= Job =
Filter these entries, keeping only lines that hold the word "label".

(Entries from a visual dataset)
####################
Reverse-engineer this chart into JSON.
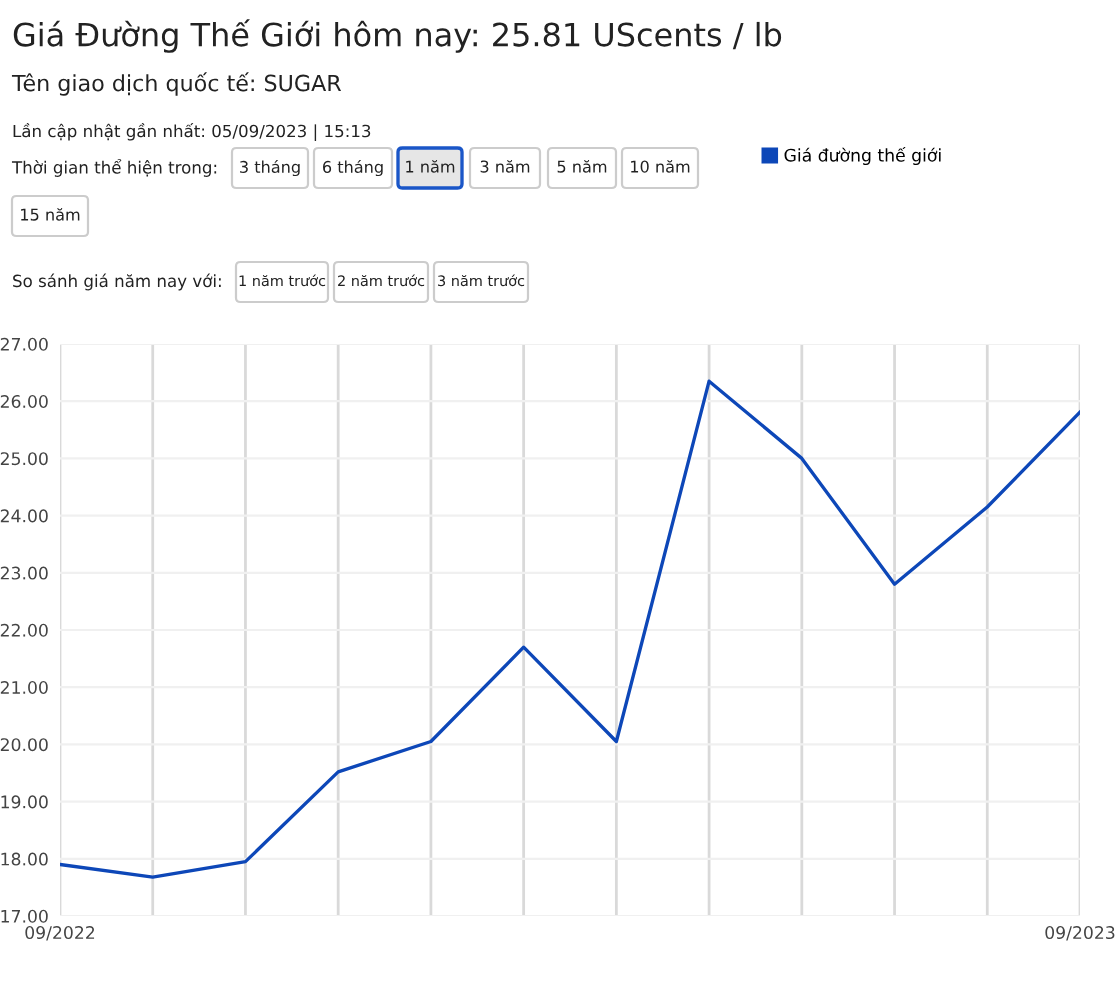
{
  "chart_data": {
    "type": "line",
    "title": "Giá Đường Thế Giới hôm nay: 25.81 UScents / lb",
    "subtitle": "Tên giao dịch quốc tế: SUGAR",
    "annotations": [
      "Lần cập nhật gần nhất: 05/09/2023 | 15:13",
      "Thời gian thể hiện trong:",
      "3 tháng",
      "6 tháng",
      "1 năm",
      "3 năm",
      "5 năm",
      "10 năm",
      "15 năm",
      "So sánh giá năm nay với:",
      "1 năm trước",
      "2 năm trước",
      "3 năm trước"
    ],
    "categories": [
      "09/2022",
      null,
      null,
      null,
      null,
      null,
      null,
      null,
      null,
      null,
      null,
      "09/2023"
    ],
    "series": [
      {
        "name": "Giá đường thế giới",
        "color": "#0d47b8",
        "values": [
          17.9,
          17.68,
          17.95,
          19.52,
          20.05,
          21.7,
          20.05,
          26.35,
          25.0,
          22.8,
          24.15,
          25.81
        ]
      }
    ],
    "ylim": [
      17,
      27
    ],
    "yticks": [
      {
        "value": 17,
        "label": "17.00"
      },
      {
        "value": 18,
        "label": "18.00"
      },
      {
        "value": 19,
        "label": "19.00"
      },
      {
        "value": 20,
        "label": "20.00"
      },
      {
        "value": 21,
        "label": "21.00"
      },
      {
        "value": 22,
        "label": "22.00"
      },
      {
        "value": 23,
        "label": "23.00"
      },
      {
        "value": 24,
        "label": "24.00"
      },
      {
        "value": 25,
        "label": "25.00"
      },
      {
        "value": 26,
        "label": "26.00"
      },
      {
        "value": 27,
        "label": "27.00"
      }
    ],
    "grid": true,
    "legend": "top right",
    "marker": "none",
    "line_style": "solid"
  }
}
####################
= Task answer =
        "label": "17.00"
        "label": "18.00"
        "label": "19.00"
        "label": "20.00"
        "label": "21.00"
        "label": "22.00"
        "label": "23.00"
        "label": "24.00"
        "label": "25.00"
        "label": "26.00"
        "label": "27.00"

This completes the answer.